Given instruction: Among the entries below, count the lines that contain the word "What". Write down only the total.

Records to use:
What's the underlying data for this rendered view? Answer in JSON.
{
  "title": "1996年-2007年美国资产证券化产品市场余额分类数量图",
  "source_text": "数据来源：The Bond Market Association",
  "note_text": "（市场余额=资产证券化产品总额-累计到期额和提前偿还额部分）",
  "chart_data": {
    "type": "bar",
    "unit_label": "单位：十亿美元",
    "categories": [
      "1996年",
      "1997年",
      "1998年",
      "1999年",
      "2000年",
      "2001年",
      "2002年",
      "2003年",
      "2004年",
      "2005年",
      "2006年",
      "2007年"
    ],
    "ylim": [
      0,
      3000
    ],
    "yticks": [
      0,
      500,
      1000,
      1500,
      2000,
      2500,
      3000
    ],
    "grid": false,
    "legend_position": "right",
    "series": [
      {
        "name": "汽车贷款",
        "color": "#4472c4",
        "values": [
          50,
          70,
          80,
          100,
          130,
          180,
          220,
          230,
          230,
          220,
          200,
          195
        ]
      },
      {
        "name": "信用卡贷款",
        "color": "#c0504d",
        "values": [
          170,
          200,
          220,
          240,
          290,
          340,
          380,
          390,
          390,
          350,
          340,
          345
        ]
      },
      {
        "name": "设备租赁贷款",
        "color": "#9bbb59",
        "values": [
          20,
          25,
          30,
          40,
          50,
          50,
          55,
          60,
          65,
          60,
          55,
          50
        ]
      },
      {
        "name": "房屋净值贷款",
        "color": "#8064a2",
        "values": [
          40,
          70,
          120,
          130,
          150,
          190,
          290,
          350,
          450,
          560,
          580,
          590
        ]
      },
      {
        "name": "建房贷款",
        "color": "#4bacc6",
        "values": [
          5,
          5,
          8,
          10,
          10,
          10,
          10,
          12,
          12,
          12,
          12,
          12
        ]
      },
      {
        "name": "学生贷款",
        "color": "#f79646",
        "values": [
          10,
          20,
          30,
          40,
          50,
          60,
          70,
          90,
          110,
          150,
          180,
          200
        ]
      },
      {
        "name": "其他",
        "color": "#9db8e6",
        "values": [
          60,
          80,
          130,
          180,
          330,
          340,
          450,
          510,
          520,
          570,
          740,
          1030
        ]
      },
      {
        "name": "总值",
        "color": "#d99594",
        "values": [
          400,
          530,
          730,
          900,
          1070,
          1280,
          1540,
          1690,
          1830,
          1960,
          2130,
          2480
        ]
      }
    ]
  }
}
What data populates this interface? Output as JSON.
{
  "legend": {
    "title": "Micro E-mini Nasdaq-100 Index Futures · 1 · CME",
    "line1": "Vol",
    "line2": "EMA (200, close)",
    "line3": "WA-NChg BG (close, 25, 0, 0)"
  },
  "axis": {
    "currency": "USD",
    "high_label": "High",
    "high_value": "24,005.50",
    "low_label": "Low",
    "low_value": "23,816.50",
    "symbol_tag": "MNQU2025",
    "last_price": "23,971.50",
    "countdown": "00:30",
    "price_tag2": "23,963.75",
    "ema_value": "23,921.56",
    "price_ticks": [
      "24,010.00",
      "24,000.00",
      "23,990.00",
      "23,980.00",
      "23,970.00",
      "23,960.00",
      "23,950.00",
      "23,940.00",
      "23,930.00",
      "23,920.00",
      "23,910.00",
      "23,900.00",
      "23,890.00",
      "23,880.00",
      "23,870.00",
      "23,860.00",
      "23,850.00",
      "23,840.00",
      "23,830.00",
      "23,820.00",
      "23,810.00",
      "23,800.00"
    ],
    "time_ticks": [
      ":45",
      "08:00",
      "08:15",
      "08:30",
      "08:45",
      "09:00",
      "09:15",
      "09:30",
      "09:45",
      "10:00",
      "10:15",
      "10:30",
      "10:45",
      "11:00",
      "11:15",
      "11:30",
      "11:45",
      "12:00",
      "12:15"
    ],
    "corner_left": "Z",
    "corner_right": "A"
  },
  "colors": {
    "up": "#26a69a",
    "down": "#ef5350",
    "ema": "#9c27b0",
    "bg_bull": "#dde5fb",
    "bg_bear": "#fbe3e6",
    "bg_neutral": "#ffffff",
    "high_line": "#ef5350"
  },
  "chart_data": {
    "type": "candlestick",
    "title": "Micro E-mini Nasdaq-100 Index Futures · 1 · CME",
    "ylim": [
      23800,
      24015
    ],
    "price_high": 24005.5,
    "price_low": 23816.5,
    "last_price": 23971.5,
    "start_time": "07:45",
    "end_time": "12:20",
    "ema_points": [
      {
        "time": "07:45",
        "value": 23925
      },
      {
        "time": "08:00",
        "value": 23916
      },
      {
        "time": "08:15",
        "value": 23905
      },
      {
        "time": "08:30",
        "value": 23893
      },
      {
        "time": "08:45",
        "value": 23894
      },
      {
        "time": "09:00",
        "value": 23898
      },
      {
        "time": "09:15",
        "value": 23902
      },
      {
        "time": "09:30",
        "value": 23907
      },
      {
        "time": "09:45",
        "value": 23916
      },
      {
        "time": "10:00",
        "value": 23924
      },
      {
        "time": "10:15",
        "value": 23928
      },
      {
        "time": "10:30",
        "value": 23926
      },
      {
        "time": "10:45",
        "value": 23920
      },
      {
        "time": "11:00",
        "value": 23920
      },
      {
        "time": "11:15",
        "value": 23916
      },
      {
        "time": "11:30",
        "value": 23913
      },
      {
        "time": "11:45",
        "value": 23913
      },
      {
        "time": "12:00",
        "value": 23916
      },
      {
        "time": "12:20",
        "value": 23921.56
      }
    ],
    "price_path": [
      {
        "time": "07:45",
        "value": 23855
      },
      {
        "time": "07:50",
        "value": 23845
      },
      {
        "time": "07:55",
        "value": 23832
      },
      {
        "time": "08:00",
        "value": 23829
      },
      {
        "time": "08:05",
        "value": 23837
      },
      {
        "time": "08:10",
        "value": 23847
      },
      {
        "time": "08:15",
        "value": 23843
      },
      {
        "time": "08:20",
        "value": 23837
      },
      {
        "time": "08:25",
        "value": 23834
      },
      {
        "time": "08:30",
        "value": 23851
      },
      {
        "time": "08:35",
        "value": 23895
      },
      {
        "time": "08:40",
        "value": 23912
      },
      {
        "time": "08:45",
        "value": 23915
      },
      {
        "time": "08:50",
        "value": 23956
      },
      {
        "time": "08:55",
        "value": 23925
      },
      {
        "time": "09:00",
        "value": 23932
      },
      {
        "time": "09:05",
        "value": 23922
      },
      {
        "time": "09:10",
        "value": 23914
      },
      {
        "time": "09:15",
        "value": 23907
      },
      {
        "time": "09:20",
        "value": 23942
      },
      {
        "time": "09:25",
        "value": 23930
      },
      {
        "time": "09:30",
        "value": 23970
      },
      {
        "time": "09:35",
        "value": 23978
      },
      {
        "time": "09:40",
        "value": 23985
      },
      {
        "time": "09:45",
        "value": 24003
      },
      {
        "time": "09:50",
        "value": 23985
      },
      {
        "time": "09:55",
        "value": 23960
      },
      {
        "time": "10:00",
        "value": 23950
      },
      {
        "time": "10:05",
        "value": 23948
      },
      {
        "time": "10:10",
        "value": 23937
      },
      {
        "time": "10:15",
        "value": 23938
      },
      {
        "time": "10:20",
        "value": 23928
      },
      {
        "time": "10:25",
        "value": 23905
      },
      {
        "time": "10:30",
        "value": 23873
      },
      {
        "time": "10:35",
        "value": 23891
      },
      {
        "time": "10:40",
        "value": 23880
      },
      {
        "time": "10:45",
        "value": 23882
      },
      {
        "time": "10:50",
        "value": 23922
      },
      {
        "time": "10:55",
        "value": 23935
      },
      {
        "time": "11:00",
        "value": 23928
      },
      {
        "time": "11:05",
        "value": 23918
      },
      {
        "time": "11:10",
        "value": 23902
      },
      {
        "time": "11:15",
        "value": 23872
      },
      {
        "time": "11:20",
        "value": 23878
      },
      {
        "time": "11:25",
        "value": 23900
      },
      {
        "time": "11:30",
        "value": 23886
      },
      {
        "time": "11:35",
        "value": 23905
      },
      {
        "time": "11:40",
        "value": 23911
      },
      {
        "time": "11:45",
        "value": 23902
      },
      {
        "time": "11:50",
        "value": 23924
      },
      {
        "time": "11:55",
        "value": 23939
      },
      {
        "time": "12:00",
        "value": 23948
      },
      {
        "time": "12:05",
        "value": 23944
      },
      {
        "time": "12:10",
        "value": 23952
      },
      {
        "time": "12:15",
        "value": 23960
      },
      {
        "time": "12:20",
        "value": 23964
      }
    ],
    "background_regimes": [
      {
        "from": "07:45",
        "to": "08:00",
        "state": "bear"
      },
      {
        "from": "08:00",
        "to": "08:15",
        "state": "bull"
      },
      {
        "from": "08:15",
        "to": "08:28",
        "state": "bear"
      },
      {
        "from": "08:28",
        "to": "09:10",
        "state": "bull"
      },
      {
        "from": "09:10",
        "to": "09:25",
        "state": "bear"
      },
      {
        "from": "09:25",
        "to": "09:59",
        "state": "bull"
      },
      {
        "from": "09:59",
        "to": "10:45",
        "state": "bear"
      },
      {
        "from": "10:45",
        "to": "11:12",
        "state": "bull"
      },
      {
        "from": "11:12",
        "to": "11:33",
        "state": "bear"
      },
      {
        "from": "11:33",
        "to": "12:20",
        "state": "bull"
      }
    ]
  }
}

Answer to this problem: 2